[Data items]
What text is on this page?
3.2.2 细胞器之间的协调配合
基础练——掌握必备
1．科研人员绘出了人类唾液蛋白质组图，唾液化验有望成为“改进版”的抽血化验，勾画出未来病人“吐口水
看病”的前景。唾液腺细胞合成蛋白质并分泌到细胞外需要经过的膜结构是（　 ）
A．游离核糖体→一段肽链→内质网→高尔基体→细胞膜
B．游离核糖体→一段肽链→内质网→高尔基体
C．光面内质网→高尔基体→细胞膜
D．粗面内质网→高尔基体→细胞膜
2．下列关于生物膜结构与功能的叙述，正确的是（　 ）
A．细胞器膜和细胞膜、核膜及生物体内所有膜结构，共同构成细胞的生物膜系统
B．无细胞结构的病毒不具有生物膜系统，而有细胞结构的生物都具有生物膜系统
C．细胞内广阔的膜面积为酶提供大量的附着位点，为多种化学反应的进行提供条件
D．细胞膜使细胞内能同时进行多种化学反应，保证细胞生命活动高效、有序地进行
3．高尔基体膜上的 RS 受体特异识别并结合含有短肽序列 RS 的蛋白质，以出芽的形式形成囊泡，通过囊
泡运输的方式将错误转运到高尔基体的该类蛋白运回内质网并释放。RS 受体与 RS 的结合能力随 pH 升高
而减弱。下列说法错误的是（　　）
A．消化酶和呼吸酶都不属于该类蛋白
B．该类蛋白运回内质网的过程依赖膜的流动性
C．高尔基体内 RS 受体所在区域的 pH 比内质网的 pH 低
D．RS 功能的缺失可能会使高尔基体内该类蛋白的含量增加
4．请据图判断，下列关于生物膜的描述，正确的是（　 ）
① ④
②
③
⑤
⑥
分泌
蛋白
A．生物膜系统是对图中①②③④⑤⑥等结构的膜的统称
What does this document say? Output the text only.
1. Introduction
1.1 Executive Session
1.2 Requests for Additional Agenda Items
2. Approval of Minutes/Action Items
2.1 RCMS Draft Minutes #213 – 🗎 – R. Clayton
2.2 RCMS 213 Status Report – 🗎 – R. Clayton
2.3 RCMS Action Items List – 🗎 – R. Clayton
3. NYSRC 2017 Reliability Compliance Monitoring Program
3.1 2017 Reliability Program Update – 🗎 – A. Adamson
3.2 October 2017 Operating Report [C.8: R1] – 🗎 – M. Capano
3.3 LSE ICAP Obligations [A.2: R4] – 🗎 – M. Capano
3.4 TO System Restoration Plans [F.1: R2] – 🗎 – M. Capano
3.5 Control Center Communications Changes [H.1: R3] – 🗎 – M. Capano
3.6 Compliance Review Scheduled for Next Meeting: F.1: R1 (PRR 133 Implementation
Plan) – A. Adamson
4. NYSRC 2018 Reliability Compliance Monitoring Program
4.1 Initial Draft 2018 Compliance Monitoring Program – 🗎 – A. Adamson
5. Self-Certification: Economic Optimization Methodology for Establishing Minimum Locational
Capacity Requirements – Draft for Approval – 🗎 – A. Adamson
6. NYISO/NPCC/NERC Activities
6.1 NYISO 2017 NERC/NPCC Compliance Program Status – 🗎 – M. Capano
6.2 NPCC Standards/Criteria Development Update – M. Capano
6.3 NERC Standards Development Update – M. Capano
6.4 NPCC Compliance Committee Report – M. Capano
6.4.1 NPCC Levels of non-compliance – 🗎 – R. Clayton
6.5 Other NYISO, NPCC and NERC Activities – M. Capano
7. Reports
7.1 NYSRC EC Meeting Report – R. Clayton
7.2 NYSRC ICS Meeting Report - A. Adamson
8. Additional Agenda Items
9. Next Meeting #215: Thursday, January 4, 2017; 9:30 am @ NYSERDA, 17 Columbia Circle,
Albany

_PROBLEM_
Recopy the entries above in their entirety, exactly.

_TASK ANSWER_
What text is on this page?
3.2.2 细胞器之间的协调配合
基础练——掌握必备
1．科研人员绘出了人类唾液蛋白质组图，唾液化验有望成为“改进版”的抽血化验，勾画出未来病人“吐口水
看病”的前景。唾液腺细胞合成蛋白质并分泌到细胞外需要经过的膜结构是（　 ）
A．游离核糖体→一段肽链→内质网→高尔基体→细胞膜
B．游离核糖体→一段肽链→内质网→高尔基体
C．光面内质网→高尔基体→细胞膜
D．粗面内质网→高尔基体→细胞膜
2．下列关于生物膜结构与功能的叙述，正确的是（　 ）
A．细胞器膜和细胞膜、核膜及生物体内所有膜结构，共同构成细胞的生物膜系统
B．无细胞结构的病毒不具有生物膜系统，而有细胞结构的生物都具有生物膜系统
C．细胞内广阔的膜面积为酶提供大量的附着位点，为多种化学反应的进行提供条件
D．细胞膜使细胞内能同时进行多种化学反应，保证细胞生命活动高效、有序地进行
3．高尔基体膜上的 RS 受体特异识别并结合含有短肽序列 RS 的蛋白质，以出芽的形式形成囊泡，通过囊
泡运输的方式将错误转运到高尔基体的该类蛋白运回内质网并释放。RS 受体与 RS 的结合能力随 pH 升高
而减弱。下列说法错误的是（　　）
A．消化酶和呼吸酶都不属于该类蛋白
B．该类蛋白运回内质网的过程依赖膜的流动性
C．高尔基体内 RS 受体所在区域的 pH 比内质网的 pH 低
D．RS 功能的缺失可能会使高尔基体内该类蛋白的含量增加
4．请据图判断，下列关于生物膜的描述，正确的是（　 ）
① ④
②
③
⑤
⑥
分泌
蛋白
A．生物膜系统是对图中①②③④⑤⑥等结构的膜的统称
What does this document say? Output the text only.
1. Introduction
1.1 Executive Session
1.2 Requests for Additional Agenda Items
2. Approval of Minutes/Action Items
2.1 RCMS Draft Minutes #213 – 🗎 – R. Clayton
2.2 RCMS 213 Status Report – 🗎 – R. Clayton
2.3 RCMS Action Items List – 🗎 – R. Clayton
3. NYSRC 2017 Reliability Compliance Monitoring Program
3.1 2017 Reliability Program Update – 🗎 – A. Adamson
3.2 October 2017 Operating Report [C.8: R1] – 🗎 – M. Capano
3.3 LSE ICAP Obligations [A.2: R4] – 🗎 – M. Capano
3.4 TO System Restoration Plans [F.1: R2] – 🗎 – M. Capano
3.5 Control Center Communications Changes [H.1: R3] – 🗎 – M. Capano
3.6 Compliance Review Scheduled for Next Meeting: F.1: R1 (PRR 133 Implementation
Plan) – A. Adamson
4. NYSRC 2018 Reliability Compliance Monitoring Program
4.1 Initial Draft 2018 Compliance Monitoring Program – 🗎 – A. Adamson
5. Self-Certification: Economic Optimization Methodology for Establishing Minimum Locational
Capacity Requirements – Draft for Approval – 🗎 – A. Adamson
6. NYISO/NPCC/NERC Activities
6.1 NYISO 2017 NERC/NPCC Compliance Program Status – 🗎 – M. Capano
6.2 NPCC Standards/Criteria Development Update – M. Capano
6.3 NERC Standards Development Update – M. Capano
6.4 NPCC Compliance Committee Report – M. Capano
6.4.1 NPCC Levels of non-compliance – 🗎 – R. Clayton
6.5 Other NYISO, NPCC and NERC Activities – M. Capano
7. Reports
7.1 NYSRC EC Meeting Report – R. Clayton
7.2 NYSRC ICS Meeting Report - A. Adamson
8. Additional Agenda Items
9. Next Meeting #215: Thursday, January 4, 2017; 9:30 am @ NYSERDA, 17 Columbia Circle,
Albany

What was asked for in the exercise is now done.